• _Information provided_:
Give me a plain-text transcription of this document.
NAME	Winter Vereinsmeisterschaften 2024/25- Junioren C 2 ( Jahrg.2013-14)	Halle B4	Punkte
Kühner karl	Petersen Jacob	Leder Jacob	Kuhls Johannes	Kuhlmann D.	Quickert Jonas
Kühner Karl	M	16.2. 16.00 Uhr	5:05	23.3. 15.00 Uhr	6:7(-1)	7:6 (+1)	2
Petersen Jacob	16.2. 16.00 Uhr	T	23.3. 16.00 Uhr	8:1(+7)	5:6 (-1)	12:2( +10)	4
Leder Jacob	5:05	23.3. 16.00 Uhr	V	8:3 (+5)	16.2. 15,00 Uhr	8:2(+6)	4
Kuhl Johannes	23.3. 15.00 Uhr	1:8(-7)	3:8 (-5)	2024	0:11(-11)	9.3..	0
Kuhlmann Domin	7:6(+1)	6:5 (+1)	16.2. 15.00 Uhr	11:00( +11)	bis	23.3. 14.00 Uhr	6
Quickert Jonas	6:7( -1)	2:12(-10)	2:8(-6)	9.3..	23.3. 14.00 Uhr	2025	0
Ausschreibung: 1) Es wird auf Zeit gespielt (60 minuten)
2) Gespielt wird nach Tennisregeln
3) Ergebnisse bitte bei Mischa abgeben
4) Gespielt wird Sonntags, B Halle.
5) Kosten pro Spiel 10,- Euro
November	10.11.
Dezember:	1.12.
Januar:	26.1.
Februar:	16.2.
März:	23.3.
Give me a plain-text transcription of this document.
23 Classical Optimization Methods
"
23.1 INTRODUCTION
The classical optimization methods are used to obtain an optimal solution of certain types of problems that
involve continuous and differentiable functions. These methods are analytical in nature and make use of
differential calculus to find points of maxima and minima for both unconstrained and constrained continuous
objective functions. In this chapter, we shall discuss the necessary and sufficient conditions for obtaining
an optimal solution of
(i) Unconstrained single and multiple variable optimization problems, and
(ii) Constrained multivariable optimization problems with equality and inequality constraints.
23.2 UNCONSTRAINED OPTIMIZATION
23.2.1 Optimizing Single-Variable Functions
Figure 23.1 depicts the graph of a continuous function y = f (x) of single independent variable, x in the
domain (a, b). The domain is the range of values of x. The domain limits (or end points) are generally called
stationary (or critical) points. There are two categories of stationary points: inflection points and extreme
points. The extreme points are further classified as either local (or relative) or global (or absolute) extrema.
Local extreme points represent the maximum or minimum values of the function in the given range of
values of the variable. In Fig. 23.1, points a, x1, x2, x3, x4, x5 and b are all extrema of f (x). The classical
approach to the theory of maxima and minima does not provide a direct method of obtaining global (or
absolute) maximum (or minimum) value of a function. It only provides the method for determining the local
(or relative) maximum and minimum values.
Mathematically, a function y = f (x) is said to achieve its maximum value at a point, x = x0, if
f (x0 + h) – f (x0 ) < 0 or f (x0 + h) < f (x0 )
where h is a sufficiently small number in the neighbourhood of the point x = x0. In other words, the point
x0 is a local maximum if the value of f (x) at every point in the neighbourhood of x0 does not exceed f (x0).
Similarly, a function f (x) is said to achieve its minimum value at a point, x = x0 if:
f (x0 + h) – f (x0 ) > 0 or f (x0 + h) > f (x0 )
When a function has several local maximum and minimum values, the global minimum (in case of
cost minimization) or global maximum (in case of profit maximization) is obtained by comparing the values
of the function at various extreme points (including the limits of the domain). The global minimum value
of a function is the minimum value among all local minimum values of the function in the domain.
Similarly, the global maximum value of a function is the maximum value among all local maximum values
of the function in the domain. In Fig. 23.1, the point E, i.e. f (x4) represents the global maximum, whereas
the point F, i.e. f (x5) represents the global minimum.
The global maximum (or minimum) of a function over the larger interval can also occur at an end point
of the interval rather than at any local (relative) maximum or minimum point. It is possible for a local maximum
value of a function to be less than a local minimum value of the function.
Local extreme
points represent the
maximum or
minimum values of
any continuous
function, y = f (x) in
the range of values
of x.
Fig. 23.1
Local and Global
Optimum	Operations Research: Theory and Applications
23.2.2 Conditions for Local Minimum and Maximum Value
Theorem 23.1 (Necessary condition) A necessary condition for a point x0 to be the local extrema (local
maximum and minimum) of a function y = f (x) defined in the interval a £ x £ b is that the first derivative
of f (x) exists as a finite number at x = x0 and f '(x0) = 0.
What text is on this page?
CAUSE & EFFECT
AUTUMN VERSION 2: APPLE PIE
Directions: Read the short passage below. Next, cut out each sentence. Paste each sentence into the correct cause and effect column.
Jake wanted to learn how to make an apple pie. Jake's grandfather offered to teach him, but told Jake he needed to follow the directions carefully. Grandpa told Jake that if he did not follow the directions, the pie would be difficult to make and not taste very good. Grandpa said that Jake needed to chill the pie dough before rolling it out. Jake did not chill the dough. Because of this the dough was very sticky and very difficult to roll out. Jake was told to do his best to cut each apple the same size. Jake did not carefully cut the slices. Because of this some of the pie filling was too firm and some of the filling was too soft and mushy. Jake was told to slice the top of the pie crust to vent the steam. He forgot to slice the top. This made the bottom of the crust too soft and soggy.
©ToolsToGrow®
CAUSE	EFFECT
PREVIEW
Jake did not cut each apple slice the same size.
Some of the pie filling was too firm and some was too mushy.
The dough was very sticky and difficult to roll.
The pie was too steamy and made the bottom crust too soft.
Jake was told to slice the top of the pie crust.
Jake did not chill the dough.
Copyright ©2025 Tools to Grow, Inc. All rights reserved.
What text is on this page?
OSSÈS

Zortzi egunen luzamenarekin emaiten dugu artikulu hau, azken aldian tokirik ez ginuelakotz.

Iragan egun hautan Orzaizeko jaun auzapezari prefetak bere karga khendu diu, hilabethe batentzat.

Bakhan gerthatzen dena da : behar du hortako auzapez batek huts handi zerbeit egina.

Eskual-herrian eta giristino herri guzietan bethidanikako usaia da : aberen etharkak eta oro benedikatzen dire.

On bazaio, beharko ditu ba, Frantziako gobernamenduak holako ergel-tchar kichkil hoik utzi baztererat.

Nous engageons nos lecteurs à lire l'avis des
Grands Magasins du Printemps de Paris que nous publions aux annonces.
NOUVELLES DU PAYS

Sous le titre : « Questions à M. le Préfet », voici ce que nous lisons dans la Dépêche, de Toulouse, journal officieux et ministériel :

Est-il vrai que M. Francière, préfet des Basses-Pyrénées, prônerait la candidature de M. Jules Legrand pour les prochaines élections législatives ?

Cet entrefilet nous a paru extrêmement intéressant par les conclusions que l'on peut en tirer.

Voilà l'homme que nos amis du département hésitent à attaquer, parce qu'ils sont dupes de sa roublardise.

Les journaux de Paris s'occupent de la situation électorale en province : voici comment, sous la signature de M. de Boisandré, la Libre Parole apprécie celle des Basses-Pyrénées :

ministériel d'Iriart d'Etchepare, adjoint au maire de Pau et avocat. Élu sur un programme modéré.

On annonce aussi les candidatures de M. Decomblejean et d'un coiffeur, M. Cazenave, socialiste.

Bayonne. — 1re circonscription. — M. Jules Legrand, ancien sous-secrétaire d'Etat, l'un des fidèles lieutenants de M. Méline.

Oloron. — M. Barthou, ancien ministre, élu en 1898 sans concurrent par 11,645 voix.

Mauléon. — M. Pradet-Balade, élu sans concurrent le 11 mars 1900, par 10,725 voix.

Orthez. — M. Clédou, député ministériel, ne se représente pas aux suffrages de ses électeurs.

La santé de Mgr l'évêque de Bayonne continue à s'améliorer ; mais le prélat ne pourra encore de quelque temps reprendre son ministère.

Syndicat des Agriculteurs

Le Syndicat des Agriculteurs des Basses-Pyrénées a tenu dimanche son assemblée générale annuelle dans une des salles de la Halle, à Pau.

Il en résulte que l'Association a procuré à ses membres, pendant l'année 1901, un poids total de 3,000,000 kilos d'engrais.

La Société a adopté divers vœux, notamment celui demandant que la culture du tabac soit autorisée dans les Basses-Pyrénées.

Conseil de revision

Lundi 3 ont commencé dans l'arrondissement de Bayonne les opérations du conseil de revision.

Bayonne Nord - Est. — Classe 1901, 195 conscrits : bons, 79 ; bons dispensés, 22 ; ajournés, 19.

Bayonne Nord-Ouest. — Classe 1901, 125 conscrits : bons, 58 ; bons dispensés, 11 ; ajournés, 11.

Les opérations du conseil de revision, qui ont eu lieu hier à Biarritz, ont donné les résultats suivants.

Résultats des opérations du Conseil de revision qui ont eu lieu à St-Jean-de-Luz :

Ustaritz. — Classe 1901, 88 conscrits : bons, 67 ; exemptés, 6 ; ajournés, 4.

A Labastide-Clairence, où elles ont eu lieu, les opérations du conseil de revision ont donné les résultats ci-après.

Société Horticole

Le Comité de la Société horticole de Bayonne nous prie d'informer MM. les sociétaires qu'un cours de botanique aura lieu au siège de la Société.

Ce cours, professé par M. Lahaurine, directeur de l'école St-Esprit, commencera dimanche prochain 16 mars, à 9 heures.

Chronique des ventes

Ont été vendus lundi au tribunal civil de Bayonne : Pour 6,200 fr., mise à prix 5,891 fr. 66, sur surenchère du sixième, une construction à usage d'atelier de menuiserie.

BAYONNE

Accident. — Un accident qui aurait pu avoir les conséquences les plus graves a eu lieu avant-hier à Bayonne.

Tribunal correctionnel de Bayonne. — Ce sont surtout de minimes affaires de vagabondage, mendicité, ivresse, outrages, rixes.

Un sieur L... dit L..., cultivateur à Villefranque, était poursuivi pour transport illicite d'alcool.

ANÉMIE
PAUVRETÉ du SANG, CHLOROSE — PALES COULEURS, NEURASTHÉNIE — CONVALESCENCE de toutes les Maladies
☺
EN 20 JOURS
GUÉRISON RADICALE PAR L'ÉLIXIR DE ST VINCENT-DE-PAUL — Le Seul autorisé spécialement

• _Task brief_: Look over the material above and show each line where "extrema" appears.

• _Problem solution_:
points. The extreme points are further classified as either local (or relative) or global (or absolute) extrema.
values of the variable. In Fig. 23.1, points a, x1, x2, x3, x4, x5 and b are all extrema of f (x). The classical
Theorem 23.1 (Necessary condition) A necessary condition for a point x0 to be the local extrema (local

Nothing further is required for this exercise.